EXERCISE DETAILS: Scan the data below and pick out the lines containing the word "labels".
________
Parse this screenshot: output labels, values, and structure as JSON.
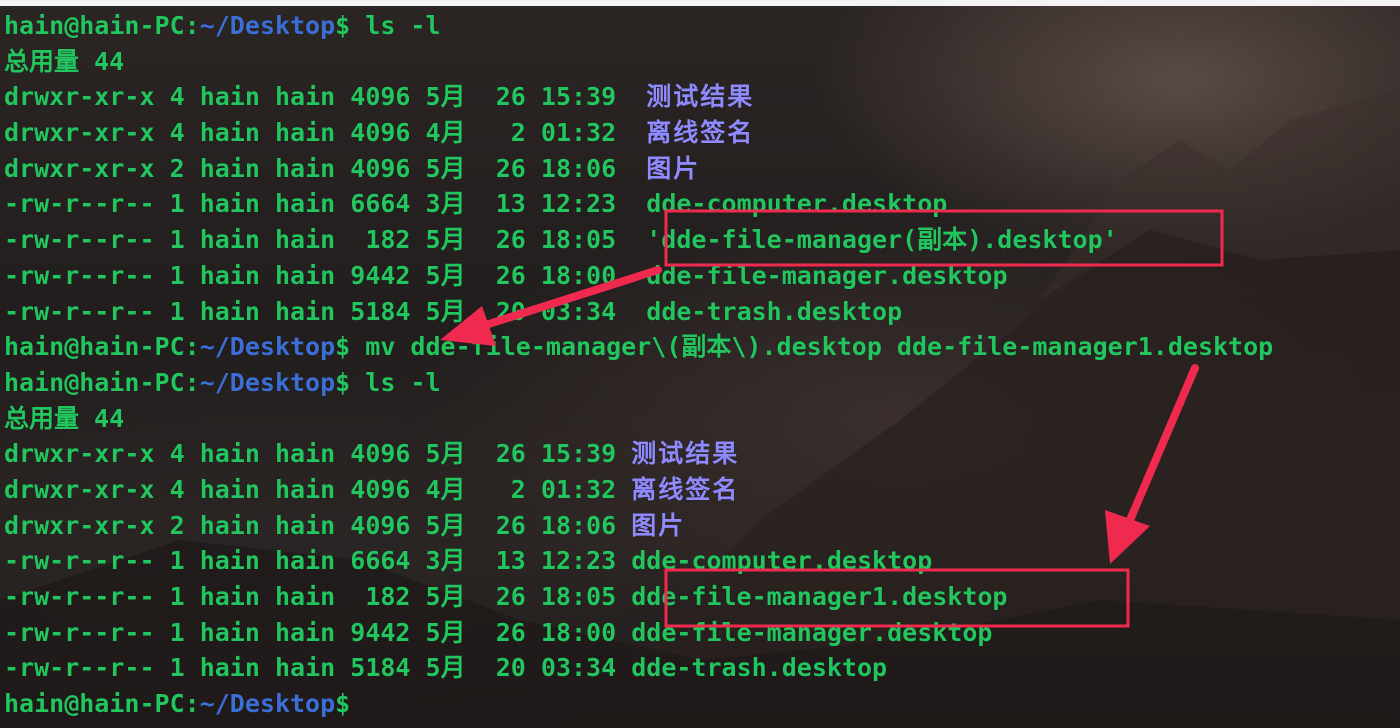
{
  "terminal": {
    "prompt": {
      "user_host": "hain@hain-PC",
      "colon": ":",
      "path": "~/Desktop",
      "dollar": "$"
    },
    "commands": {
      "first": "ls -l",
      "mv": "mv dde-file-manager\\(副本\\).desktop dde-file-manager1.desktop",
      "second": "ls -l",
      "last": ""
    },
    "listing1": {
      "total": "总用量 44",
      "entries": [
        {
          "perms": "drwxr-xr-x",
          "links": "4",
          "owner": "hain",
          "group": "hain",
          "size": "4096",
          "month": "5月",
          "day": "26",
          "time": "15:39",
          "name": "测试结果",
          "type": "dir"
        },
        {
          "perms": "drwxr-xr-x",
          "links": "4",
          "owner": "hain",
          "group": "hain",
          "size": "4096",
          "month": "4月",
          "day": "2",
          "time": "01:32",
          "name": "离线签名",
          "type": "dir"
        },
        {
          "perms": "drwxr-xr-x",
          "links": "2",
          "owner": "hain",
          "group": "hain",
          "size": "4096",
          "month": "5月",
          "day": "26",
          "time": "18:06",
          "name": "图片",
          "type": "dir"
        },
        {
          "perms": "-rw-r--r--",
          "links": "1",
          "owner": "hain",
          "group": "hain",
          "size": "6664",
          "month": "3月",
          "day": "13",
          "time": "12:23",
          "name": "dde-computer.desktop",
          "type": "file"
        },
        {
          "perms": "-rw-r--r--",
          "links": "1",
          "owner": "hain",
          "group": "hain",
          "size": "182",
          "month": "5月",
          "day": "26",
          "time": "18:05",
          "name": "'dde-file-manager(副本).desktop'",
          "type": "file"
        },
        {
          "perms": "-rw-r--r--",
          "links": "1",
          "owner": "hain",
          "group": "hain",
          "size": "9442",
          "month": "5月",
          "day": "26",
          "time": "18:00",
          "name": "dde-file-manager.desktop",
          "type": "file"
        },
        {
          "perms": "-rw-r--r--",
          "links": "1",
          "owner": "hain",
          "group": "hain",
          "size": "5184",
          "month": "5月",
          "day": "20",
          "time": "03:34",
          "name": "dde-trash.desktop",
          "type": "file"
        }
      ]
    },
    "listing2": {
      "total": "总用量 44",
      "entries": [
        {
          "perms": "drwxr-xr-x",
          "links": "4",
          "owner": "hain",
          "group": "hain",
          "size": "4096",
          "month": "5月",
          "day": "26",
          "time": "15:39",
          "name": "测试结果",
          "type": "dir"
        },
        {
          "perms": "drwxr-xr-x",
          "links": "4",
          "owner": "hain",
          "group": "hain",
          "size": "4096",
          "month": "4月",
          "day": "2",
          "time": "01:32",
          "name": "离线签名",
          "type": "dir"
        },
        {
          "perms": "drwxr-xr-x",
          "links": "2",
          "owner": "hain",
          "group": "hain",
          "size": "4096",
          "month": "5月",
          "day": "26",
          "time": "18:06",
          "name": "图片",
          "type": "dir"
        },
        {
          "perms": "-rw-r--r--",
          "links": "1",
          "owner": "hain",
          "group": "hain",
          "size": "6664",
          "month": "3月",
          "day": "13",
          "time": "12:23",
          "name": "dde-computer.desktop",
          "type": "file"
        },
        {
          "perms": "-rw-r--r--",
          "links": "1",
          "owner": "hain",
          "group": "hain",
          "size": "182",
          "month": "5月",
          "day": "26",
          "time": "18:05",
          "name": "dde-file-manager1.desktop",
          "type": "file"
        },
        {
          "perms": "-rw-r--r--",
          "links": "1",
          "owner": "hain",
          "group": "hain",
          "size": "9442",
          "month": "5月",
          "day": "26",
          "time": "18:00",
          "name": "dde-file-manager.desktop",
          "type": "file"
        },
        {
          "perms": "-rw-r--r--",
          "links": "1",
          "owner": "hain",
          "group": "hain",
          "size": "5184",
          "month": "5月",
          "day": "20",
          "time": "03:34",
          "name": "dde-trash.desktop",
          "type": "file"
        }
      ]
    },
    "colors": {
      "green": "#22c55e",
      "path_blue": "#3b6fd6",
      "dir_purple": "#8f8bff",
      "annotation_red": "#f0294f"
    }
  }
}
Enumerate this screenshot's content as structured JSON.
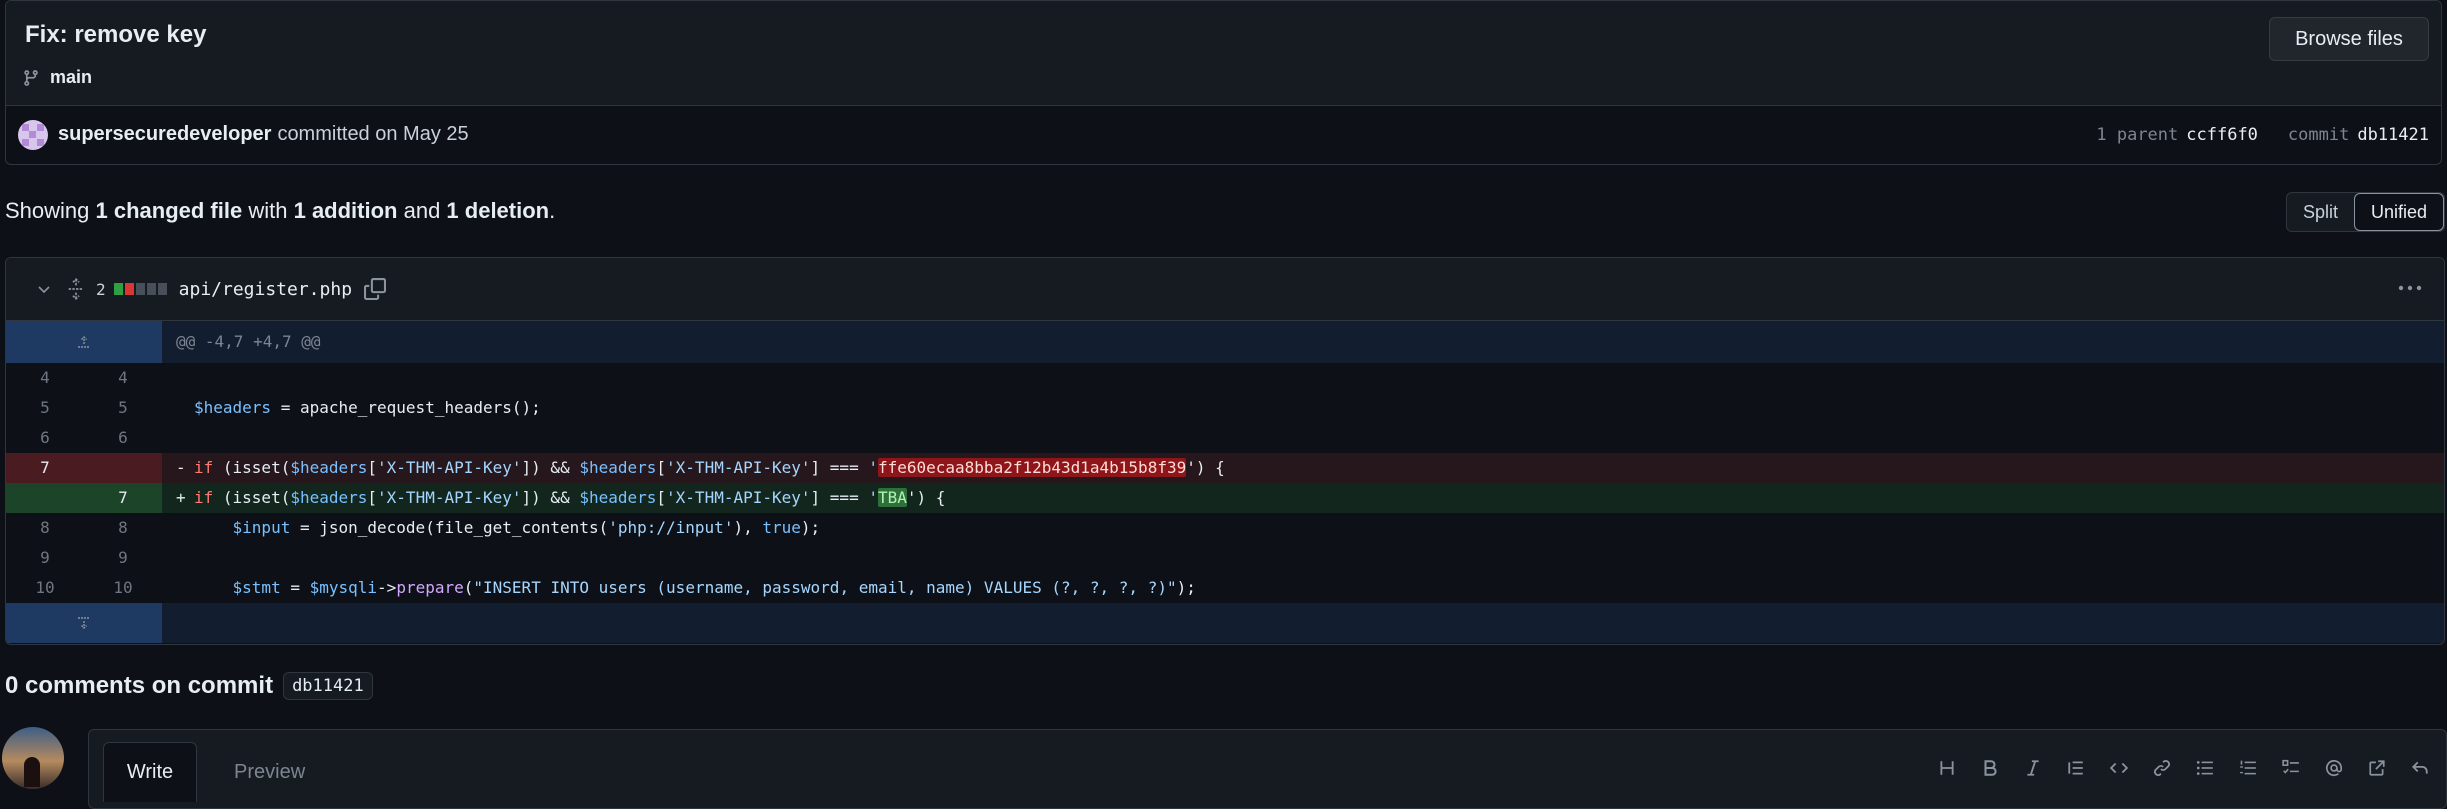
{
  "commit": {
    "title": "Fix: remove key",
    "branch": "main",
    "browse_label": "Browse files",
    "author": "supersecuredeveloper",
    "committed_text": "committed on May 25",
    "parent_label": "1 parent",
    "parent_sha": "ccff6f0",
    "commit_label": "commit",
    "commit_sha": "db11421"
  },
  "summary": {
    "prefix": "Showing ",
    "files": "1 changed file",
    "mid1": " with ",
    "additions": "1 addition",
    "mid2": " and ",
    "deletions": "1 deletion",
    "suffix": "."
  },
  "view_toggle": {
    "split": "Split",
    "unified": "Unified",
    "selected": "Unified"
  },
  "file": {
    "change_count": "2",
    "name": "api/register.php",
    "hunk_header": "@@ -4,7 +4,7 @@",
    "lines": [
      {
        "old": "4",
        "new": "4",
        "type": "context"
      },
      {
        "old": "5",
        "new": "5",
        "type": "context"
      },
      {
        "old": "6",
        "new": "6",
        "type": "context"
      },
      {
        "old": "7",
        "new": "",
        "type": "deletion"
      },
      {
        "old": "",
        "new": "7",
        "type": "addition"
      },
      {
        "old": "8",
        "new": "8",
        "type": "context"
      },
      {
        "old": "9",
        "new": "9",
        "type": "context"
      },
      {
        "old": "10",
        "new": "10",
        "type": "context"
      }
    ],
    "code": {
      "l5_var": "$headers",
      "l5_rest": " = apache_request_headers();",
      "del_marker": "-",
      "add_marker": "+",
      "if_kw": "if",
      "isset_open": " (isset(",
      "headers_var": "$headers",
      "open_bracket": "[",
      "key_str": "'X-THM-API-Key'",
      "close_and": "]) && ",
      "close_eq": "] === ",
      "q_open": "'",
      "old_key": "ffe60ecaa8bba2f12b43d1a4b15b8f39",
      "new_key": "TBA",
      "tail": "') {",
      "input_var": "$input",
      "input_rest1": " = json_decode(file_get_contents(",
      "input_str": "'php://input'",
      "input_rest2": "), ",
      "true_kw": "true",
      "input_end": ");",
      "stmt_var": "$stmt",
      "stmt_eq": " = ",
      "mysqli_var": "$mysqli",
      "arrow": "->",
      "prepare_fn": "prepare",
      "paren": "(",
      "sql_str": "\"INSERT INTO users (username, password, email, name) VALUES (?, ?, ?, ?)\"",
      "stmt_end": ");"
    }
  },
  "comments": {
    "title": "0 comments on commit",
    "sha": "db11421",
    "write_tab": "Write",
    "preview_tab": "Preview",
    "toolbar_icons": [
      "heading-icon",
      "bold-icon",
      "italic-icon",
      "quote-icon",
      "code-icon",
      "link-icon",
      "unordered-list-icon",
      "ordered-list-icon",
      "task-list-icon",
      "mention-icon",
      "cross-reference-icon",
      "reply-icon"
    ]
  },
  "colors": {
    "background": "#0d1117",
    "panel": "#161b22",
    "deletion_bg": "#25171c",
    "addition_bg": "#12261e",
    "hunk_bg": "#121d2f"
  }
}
________
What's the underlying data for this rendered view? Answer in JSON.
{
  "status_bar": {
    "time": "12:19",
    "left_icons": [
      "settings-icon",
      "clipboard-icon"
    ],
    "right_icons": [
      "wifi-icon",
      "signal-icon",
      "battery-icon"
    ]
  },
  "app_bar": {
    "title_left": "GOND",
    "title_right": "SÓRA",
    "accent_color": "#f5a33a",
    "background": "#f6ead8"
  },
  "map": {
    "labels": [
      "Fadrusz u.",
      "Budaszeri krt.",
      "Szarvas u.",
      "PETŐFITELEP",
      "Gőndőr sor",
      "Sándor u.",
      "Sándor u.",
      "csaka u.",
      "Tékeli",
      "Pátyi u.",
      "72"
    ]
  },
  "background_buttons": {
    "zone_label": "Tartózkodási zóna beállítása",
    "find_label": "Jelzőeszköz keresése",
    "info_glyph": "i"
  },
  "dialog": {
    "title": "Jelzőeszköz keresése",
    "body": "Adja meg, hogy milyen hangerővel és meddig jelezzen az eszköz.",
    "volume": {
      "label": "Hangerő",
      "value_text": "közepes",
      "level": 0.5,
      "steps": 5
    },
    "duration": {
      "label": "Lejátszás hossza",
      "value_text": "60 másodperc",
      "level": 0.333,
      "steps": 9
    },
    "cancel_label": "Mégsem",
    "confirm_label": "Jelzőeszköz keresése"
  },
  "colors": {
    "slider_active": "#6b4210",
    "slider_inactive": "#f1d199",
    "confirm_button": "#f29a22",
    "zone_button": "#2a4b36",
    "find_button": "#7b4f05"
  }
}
________
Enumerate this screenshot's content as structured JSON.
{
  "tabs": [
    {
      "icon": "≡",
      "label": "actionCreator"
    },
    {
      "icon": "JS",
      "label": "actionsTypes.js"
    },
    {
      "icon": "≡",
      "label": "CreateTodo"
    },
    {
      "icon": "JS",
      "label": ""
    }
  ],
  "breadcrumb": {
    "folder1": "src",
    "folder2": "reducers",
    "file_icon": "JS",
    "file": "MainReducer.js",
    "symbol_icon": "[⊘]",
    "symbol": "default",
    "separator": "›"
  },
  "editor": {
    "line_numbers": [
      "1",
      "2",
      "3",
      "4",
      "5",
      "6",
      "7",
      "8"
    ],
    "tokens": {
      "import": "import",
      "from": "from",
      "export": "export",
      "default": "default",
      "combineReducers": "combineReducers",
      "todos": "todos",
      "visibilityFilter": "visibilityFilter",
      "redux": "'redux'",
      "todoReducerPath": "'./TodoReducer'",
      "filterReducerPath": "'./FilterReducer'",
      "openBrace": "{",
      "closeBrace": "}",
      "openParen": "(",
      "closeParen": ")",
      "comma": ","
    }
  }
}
________
RESPONSE BELOW:
Parse this screenshot: output labels, values, and structure as JSON.
    "labels": [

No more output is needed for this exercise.